[begin Record extracts]

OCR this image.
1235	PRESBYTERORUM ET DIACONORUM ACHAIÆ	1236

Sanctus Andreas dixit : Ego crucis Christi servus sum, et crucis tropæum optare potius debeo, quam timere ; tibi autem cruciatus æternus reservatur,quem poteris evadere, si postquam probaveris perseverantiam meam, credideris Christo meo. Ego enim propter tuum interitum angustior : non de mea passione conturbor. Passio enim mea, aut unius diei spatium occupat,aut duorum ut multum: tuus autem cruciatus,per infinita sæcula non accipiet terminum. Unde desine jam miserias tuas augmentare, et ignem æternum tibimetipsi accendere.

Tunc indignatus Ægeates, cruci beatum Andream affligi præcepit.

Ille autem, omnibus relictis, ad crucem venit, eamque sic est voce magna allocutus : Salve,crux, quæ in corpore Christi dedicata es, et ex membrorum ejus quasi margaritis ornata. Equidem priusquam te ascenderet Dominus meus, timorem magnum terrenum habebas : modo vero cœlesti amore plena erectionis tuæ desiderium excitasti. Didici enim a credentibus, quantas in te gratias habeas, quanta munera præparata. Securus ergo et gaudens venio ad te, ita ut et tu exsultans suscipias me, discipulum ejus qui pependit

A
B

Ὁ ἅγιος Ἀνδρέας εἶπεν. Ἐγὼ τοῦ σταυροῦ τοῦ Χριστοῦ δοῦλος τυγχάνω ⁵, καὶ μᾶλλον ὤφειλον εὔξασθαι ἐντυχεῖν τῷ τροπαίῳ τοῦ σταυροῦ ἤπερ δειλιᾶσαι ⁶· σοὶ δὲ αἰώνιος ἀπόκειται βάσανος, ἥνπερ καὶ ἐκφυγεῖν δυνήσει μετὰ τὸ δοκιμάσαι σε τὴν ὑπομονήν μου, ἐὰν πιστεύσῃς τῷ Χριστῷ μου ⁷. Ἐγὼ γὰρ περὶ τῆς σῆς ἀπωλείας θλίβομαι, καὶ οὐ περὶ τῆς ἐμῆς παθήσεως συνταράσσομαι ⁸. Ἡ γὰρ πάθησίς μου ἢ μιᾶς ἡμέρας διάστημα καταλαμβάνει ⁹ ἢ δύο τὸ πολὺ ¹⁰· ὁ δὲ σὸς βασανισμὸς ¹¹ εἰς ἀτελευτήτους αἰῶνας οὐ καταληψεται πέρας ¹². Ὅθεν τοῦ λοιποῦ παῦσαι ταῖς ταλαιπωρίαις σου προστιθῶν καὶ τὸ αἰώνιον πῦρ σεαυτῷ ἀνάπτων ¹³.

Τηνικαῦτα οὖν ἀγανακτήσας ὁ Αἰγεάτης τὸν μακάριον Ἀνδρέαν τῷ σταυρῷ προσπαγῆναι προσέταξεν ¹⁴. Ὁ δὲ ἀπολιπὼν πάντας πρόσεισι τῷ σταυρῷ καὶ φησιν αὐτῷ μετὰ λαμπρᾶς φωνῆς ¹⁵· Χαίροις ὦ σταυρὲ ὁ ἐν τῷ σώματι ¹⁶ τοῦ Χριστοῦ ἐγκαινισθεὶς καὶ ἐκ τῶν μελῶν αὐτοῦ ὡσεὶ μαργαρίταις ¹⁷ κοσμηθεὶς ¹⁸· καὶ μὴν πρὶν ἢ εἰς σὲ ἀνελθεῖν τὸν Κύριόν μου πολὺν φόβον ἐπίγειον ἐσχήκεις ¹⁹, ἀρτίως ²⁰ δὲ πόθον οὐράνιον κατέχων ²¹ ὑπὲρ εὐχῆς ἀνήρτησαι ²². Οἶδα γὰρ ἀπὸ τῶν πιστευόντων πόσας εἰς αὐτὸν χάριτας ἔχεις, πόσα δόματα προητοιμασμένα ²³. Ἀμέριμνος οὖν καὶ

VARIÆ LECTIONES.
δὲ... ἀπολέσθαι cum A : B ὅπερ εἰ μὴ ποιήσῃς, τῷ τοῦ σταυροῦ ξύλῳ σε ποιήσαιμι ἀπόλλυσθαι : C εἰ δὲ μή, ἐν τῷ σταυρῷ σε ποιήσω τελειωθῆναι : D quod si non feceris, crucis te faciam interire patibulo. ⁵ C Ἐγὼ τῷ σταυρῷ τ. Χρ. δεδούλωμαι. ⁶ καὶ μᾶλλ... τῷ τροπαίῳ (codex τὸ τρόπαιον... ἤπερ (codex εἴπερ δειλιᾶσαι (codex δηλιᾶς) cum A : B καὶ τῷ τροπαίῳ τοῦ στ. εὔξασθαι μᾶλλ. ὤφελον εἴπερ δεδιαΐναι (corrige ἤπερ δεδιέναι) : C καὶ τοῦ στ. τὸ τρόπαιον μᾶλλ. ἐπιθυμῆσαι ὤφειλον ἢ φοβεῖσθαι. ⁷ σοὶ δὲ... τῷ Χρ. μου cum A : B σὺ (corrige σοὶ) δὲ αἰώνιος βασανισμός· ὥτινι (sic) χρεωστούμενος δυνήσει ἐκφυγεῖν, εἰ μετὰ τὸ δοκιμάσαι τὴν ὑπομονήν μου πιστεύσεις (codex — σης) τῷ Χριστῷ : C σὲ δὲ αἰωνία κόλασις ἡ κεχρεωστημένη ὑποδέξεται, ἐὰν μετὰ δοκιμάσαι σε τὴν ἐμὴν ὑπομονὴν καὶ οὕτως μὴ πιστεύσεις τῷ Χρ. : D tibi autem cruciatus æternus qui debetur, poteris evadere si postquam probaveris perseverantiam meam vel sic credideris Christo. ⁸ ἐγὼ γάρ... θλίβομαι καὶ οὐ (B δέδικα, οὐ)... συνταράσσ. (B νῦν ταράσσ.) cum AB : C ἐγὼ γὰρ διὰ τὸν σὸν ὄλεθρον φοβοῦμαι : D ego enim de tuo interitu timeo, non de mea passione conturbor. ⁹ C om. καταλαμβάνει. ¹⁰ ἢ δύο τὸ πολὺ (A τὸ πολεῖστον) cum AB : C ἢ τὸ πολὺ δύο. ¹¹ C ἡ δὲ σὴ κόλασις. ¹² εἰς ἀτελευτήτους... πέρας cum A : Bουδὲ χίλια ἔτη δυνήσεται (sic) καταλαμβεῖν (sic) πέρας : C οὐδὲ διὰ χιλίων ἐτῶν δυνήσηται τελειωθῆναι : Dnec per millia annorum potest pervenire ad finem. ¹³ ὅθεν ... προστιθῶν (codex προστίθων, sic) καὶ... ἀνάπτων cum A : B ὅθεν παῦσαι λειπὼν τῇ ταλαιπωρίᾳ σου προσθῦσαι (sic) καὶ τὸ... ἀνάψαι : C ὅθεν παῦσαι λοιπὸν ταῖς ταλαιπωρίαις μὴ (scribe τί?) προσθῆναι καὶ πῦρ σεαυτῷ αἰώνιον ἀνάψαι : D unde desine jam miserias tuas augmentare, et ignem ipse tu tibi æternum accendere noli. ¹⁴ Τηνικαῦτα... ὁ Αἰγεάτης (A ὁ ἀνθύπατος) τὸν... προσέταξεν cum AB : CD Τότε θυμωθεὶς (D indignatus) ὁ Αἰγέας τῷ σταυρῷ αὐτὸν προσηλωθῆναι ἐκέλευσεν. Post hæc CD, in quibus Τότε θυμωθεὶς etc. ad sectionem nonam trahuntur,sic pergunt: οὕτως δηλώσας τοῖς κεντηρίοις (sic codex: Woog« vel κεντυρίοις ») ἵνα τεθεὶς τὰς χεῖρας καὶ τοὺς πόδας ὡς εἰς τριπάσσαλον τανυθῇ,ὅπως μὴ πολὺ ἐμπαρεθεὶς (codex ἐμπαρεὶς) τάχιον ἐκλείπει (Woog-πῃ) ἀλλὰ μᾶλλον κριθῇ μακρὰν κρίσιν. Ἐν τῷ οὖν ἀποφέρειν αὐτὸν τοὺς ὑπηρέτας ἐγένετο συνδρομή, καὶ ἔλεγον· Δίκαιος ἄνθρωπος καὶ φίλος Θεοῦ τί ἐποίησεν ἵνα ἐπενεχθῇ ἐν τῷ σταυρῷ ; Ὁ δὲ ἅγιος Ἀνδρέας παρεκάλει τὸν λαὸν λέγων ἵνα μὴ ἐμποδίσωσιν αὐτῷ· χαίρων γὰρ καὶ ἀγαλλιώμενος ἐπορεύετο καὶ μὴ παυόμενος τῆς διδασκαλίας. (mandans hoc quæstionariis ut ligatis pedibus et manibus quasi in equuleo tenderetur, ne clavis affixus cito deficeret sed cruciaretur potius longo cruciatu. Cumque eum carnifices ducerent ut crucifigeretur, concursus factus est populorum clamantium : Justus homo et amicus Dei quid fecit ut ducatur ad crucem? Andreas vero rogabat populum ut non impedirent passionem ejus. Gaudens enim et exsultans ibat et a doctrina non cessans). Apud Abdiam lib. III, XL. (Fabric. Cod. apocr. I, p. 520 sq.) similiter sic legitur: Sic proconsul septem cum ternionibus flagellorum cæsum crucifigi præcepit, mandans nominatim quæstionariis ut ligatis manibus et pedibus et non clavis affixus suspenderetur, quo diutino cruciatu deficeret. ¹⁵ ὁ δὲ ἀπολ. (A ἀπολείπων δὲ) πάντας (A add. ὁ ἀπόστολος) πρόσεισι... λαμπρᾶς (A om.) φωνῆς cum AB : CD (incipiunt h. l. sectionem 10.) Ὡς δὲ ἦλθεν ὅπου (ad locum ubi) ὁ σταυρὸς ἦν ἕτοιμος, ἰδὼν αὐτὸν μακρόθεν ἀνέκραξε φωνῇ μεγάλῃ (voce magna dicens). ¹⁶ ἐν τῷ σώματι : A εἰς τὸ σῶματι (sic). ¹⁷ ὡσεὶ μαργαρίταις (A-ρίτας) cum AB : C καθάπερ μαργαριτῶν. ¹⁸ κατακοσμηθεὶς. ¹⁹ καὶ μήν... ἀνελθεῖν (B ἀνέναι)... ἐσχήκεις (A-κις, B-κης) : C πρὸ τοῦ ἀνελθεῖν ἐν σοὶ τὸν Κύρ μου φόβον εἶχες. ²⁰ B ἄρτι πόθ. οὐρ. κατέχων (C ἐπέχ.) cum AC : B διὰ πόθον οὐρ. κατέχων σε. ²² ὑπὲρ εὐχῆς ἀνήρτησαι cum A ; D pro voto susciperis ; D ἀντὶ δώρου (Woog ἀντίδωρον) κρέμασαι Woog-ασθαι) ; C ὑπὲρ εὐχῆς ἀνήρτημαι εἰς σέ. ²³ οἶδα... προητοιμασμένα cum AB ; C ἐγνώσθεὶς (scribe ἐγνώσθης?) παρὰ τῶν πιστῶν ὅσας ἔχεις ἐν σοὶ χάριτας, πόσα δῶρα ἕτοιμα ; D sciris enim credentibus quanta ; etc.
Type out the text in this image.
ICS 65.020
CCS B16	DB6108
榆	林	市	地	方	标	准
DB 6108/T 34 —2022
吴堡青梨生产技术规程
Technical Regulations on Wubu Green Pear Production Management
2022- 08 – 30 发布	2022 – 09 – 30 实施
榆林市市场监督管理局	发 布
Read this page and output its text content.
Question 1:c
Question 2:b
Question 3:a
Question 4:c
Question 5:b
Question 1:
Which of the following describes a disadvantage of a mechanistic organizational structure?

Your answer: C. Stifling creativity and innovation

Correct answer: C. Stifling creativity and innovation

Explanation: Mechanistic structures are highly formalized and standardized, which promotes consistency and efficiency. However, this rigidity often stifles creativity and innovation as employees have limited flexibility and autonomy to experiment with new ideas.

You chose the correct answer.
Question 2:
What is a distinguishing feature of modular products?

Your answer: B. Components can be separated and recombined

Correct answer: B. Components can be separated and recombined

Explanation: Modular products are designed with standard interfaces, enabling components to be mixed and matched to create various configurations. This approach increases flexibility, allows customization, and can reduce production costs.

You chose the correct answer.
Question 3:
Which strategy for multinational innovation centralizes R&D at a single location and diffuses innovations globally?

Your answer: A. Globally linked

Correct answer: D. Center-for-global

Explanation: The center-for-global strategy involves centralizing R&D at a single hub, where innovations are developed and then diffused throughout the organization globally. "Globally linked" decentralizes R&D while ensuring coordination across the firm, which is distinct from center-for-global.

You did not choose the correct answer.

[end Record extracts]

### What to work on
Copy every line above that includes the string "with".

### Result
Explanation: Mechanistic structures are highly formalized and standardized, which promotes consistency and efficiency. However, this rigidity often stifles creativity and innovation as employees have limited flexibility and autonomy to experiment with new ideas.
Explanation: Modular products are designed with standard interfaces, enabling components to be mixed and matched to create various configurations. This approach increases flexibility, allows customization, and can reduce production costs.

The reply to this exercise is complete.